----- Records -----
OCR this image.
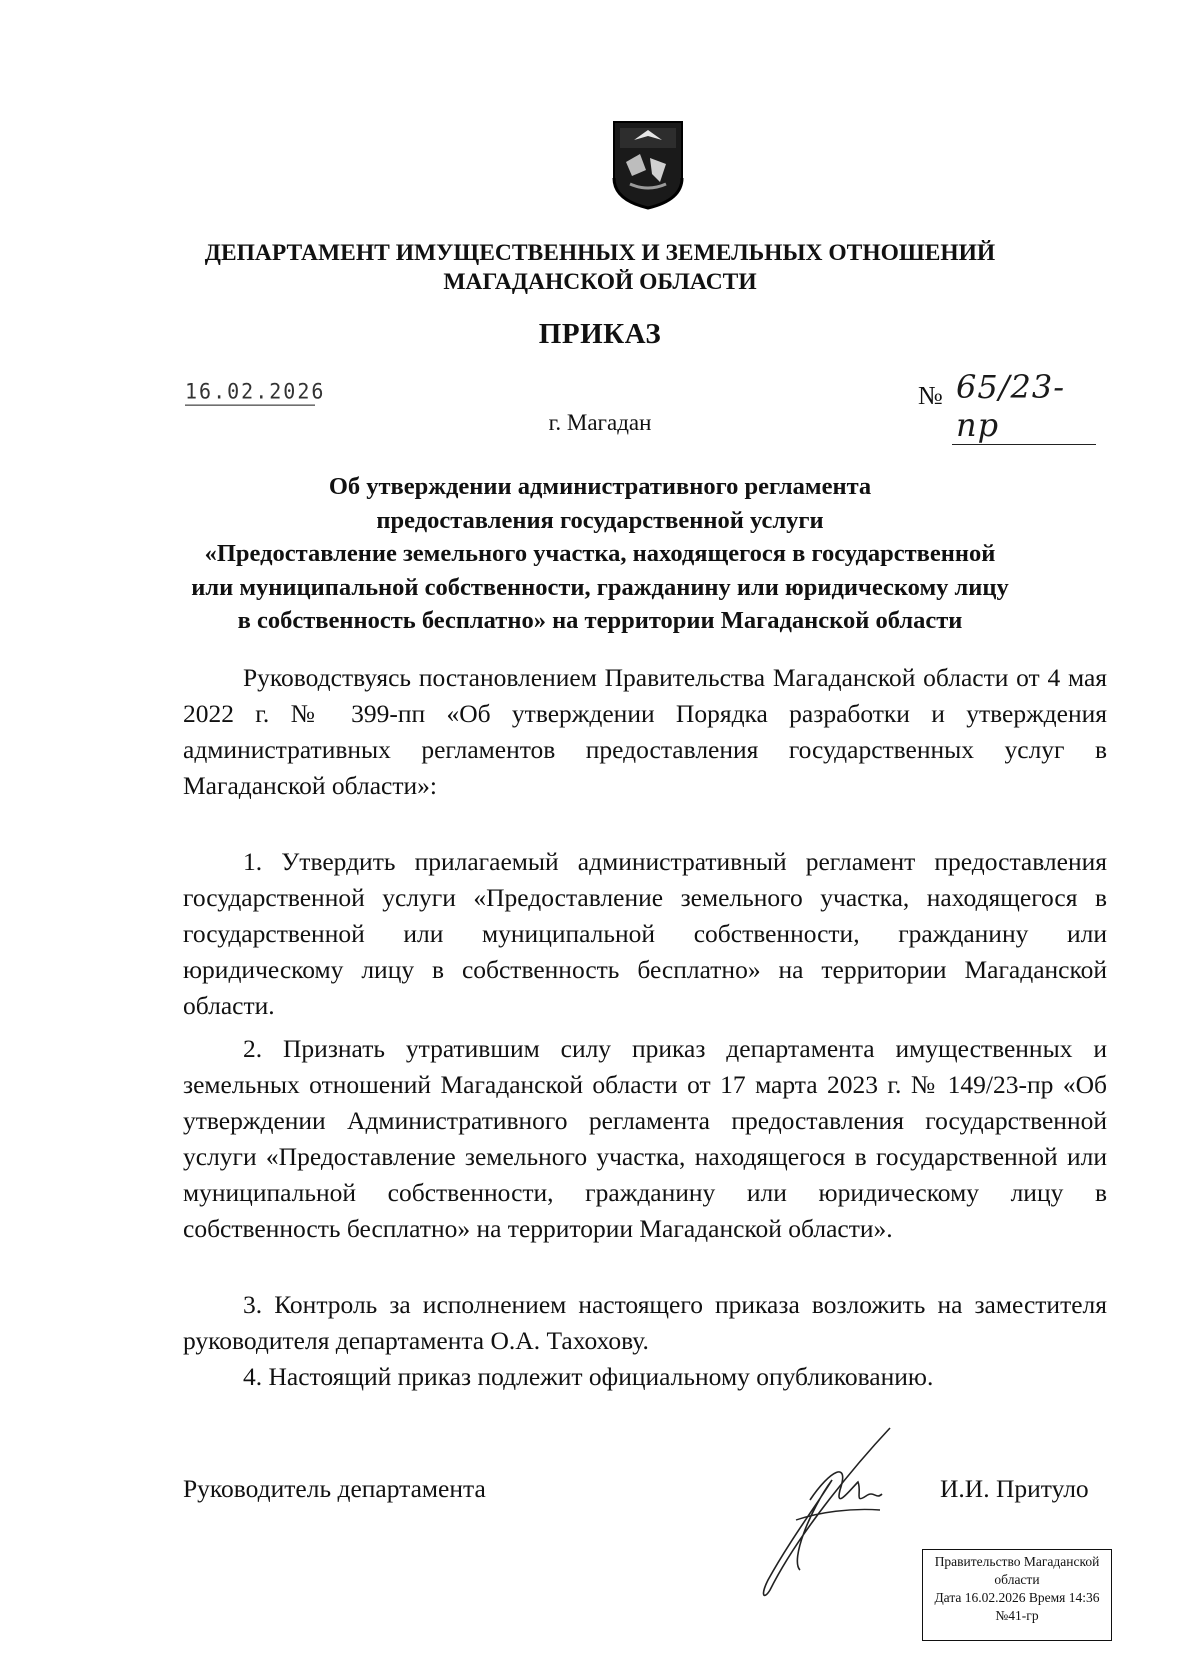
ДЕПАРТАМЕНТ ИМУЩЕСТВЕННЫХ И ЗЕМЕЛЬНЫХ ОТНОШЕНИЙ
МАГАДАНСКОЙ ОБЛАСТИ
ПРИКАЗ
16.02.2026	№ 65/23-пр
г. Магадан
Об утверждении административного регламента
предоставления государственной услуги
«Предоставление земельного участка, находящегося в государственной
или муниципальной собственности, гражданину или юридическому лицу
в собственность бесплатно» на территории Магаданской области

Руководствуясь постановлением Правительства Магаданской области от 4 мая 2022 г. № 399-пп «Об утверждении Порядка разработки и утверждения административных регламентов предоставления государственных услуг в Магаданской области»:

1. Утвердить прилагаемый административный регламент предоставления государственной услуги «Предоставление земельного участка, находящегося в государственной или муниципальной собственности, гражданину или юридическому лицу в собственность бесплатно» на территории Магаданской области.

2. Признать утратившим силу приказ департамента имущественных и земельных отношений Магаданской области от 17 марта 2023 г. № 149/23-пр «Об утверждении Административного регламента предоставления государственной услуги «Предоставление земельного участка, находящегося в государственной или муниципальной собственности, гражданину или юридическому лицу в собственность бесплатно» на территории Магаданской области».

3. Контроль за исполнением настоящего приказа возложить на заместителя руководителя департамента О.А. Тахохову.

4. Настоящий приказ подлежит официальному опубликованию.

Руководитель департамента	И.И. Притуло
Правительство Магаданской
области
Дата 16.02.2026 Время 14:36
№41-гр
-----
----- Records -----
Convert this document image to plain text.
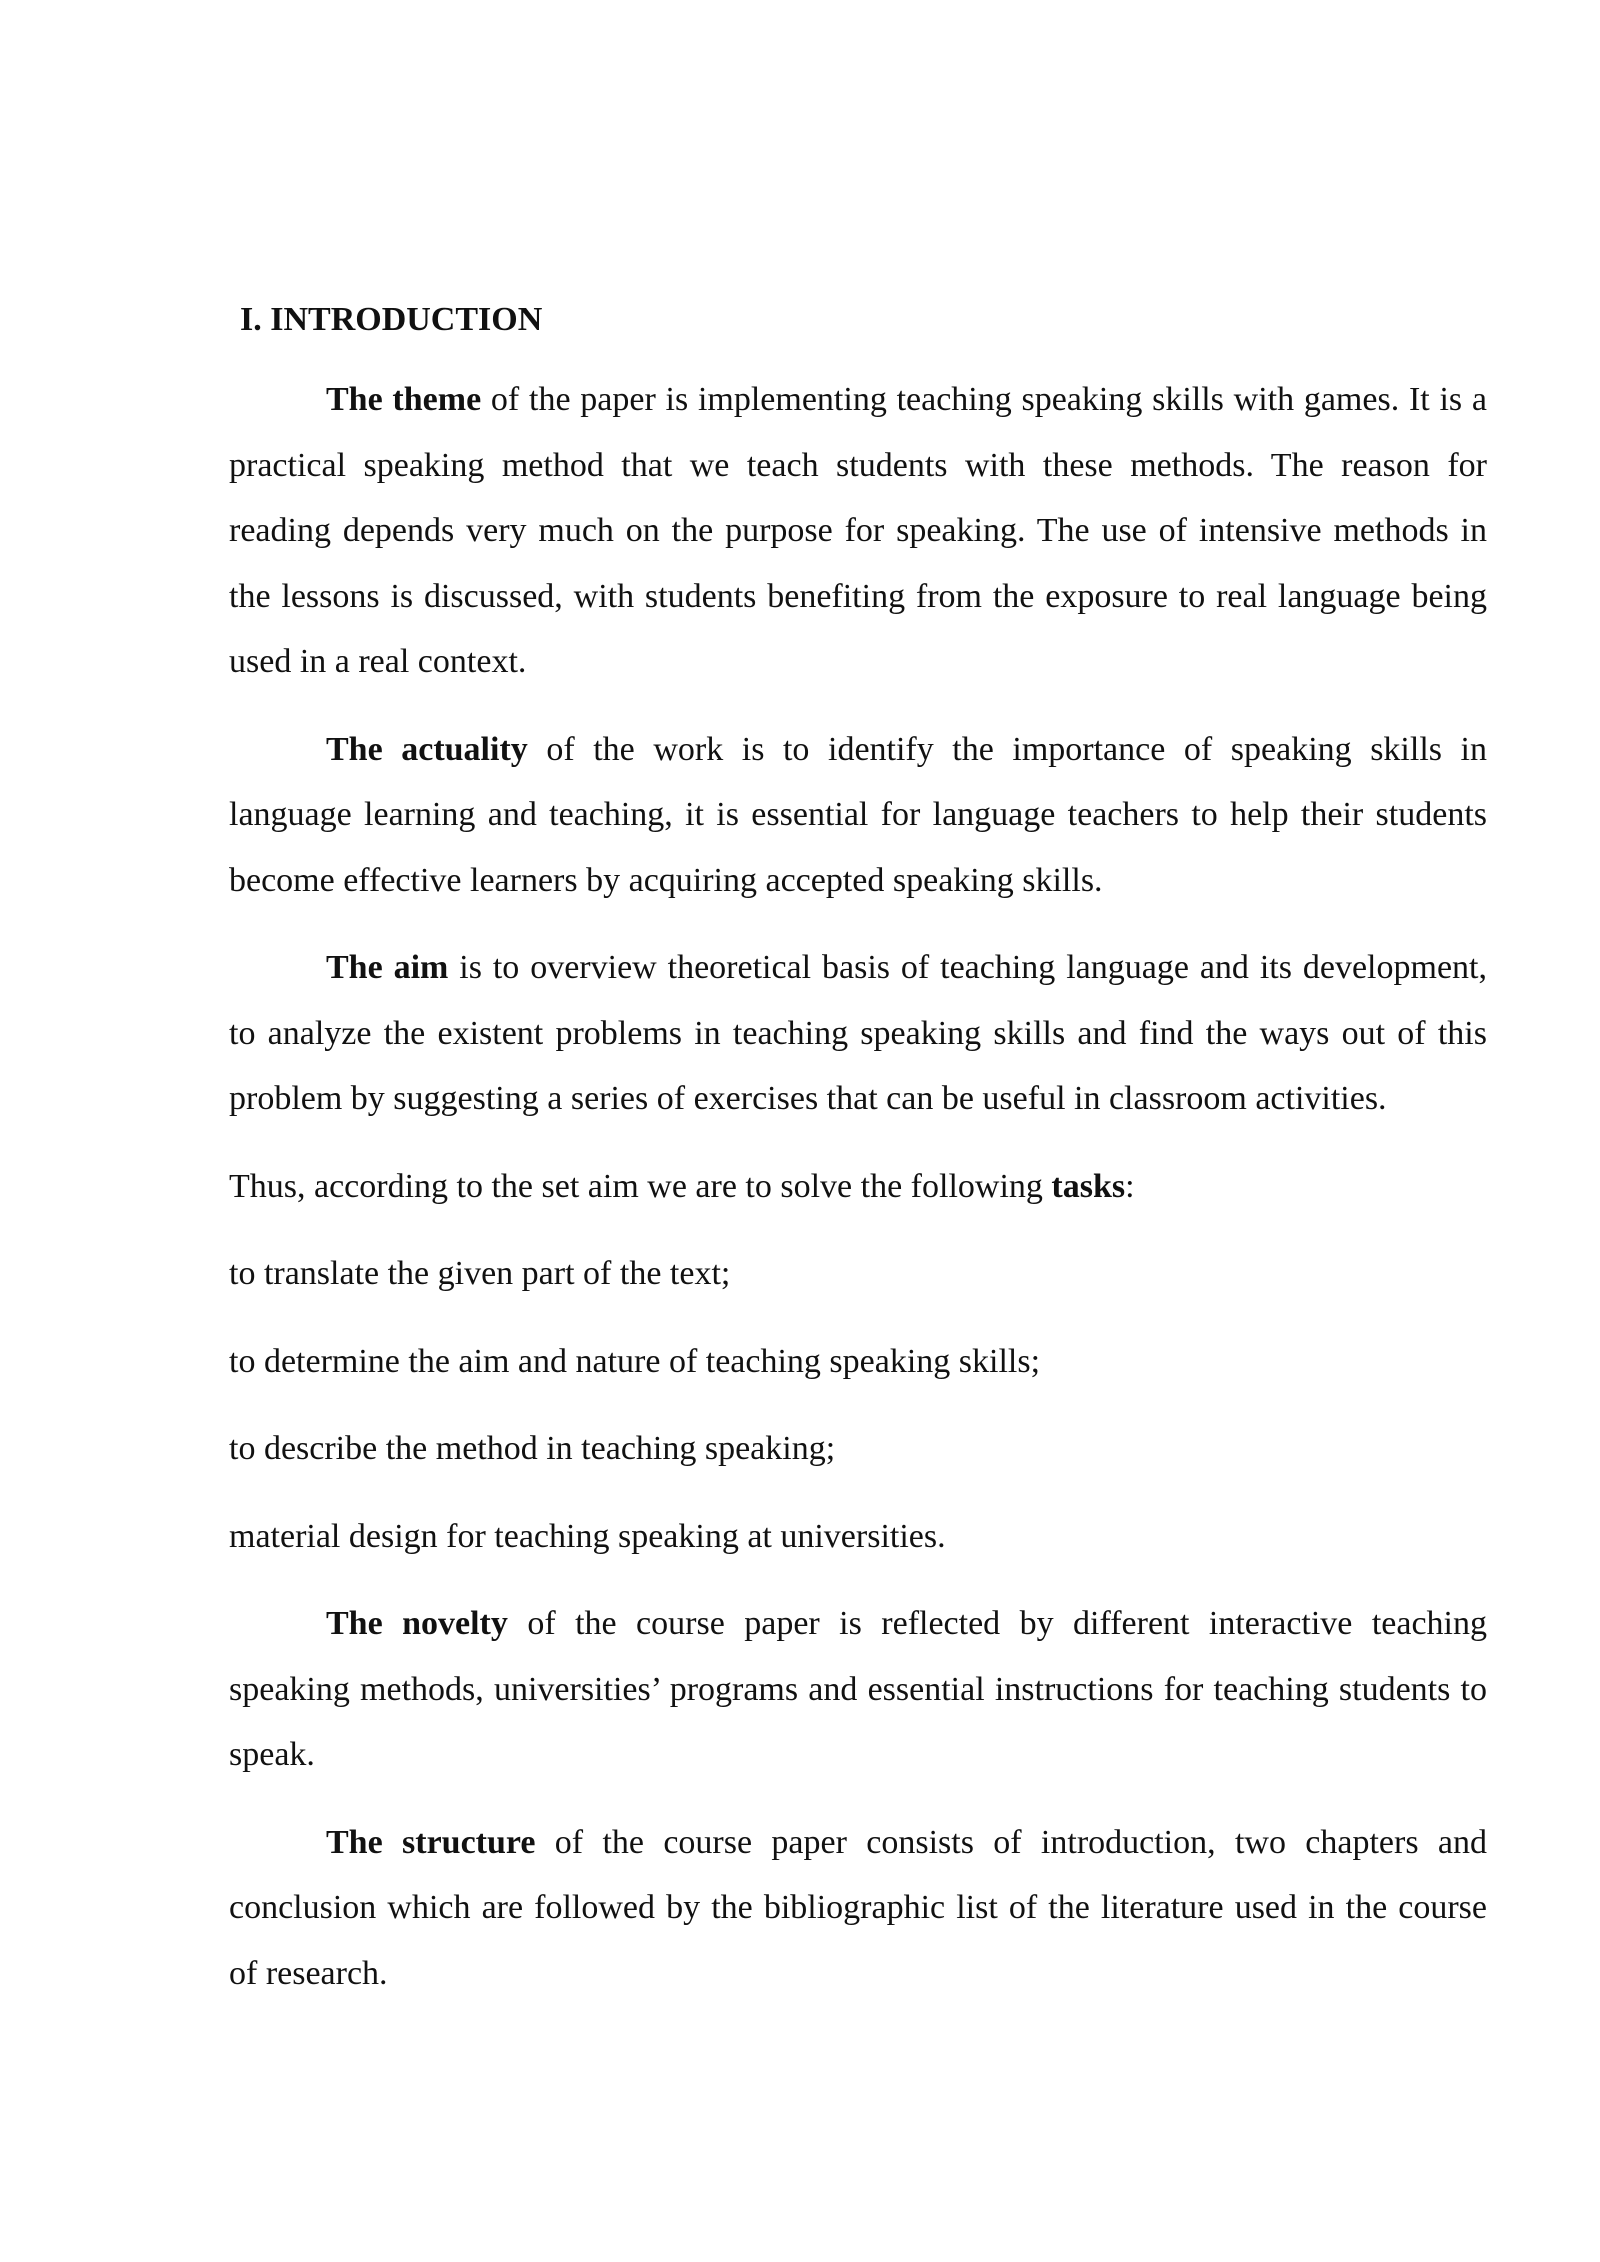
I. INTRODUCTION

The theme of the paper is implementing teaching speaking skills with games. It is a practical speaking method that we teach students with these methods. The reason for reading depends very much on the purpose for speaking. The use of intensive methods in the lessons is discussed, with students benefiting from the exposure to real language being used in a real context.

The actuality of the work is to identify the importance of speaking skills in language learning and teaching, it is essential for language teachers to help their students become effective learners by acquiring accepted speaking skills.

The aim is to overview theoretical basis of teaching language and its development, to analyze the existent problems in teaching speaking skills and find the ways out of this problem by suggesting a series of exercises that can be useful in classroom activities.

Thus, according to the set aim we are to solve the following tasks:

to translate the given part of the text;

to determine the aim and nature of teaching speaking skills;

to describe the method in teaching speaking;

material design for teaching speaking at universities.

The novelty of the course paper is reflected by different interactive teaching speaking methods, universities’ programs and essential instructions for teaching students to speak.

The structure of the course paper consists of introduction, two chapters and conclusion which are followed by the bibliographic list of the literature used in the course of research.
-----
----- Records -----
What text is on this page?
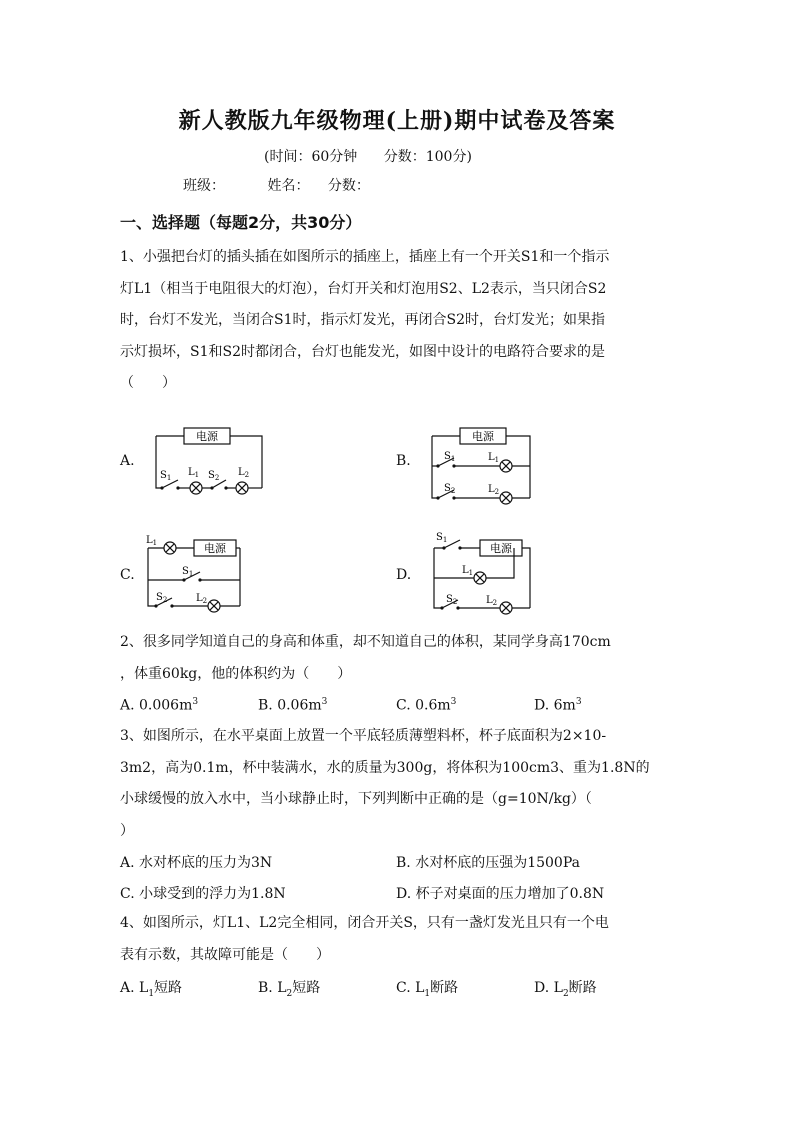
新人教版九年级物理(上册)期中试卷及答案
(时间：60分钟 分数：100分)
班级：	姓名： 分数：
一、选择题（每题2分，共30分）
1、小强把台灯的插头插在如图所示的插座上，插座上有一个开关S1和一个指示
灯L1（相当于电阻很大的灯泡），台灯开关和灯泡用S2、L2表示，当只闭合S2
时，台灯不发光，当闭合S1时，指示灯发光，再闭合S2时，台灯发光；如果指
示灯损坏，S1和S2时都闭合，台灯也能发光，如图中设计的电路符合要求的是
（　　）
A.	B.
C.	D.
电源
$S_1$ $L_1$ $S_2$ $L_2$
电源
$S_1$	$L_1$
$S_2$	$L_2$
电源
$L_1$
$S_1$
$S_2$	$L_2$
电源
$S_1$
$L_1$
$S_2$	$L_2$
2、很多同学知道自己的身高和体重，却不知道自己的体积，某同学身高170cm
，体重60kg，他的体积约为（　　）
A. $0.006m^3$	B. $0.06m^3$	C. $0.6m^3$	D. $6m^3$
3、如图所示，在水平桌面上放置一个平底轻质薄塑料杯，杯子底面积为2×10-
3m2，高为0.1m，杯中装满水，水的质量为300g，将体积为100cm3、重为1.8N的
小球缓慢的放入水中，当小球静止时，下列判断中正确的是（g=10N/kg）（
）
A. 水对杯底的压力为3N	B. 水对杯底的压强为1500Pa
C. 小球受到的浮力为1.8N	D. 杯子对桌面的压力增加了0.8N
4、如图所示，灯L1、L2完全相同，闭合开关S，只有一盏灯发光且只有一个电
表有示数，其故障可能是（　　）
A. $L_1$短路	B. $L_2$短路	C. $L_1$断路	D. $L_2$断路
-----
* Instructions to follow *
Find how many lines in the listing hold "территории", and reply with that number only.

* Solved problem *
3